# Start of EXCERPTED RECORDS

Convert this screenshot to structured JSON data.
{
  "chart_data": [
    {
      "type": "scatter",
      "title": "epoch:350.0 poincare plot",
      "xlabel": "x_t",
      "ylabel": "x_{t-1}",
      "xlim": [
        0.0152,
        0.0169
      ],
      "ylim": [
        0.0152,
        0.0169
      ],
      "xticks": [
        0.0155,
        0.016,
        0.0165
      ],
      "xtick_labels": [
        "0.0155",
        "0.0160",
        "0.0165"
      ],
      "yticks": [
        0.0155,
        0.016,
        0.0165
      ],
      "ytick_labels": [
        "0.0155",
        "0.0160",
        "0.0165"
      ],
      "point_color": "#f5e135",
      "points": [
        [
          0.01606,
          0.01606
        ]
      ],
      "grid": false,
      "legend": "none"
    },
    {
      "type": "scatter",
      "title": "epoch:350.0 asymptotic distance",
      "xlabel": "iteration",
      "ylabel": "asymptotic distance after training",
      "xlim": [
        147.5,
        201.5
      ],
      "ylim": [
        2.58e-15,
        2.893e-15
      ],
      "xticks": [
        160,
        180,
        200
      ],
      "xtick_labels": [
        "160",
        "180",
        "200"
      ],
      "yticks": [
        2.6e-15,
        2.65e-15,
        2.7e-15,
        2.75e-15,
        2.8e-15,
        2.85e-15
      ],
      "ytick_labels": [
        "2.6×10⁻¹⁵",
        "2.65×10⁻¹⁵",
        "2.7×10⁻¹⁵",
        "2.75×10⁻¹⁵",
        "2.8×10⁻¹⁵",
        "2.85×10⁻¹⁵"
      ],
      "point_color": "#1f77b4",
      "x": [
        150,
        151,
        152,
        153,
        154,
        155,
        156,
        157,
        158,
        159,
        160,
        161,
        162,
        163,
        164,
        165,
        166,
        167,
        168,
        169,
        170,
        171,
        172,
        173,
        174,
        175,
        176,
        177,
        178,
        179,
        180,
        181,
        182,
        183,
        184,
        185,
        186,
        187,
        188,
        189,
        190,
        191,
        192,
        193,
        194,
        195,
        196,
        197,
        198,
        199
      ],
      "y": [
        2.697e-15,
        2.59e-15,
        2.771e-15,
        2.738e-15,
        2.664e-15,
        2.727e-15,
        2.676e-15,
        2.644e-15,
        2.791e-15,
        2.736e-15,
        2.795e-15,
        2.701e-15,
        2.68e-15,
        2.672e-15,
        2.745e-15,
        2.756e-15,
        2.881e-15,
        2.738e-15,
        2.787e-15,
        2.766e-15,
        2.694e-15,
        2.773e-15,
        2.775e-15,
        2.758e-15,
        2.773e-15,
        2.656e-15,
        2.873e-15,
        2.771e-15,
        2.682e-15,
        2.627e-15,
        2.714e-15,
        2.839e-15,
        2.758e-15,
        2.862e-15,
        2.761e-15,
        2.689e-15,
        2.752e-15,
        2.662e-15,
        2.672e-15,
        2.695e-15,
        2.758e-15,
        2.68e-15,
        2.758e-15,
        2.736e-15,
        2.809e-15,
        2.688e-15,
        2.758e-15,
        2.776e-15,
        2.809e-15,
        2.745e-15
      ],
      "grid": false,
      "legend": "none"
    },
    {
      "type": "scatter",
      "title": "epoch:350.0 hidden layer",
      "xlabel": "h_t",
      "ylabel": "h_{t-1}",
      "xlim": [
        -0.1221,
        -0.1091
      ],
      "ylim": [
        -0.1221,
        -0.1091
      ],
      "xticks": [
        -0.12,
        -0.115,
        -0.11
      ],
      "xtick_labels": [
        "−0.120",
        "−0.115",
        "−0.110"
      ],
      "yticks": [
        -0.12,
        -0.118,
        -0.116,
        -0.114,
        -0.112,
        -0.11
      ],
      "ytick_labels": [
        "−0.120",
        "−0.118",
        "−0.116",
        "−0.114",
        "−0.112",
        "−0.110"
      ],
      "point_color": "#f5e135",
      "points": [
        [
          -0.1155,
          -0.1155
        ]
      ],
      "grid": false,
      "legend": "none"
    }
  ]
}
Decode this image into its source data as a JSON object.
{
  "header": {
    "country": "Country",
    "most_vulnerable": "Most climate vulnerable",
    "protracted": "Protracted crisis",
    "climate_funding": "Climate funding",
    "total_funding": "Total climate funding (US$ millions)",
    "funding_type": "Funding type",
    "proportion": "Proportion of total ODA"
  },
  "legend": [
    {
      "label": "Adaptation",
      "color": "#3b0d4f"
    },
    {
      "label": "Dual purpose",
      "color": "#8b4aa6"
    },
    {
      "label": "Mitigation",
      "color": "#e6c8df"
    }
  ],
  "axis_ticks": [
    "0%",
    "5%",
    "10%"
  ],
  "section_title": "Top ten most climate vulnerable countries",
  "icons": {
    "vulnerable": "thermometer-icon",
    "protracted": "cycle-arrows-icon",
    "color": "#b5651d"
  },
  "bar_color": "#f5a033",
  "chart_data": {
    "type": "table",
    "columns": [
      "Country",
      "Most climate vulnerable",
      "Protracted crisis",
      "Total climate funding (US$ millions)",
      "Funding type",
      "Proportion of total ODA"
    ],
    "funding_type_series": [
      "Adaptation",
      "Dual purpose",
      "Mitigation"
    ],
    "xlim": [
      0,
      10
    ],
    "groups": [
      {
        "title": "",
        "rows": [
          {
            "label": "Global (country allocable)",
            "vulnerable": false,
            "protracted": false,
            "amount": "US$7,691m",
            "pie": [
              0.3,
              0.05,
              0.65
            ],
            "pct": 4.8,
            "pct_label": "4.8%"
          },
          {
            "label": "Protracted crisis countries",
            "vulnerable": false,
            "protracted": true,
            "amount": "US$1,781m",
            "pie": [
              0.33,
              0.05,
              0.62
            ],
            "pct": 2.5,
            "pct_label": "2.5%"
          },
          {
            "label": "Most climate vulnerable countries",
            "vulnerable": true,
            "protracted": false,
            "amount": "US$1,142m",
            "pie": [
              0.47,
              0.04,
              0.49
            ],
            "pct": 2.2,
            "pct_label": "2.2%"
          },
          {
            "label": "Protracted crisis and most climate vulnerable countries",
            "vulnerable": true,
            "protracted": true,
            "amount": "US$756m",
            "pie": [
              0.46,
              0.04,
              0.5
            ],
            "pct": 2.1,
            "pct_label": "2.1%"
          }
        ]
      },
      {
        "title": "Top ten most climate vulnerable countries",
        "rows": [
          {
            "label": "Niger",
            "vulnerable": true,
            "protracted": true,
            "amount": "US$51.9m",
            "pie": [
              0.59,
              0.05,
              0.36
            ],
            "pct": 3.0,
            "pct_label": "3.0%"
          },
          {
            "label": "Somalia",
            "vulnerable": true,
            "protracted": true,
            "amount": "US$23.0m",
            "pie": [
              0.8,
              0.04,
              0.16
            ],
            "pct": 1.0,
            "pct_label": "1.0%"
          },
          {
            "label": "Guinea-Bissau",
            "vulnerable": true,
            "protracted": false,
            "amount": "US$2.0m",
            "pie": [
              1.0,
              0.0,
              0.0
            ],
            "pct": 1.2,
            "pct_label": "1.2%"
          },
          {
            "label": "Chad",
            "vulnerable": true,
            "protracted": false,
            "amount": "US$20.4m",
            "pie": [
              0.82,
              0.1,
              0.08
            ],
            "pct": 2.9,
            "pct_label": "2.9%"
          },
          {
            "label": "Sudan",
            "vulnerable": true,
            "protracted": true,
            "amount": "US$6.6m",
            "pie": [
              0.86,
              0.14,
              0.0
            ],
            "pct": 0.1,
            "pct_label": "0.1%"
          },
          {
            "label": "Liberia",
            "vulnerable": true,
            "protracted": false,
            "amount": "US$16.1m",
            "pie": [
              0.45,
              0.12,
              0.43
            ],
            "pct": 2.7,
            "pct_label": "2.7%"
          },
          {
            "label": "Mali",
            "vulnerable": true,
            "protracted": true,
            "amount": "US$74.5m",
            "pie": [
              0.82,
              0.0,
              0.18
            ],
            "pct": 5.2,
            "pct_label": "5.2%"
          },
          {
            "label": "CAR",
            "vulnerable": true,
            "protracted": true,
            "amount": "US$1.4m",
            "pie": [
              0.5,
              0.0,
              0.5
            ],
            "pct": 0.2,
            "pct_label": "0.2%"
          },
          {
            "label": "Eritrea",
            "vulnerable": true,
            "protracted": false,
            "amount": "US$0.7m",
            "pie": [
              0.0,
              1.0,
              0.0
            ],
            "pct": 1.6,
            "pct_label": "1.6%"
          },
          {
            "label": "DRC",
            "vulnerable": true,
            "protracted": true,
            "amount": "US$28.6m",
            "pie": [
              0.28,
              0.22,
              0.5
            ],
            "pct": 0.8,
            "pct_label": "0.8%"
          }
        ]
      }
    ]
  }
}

# End of EXCERPTED RECORDS

[GIVEN REQUEST]:
Each line that holds the word "Proportion" is to be copied.

[CORRECT RESULT]:
    "proportion": "Proportion of total ODA"
      "Proportion of total ODA"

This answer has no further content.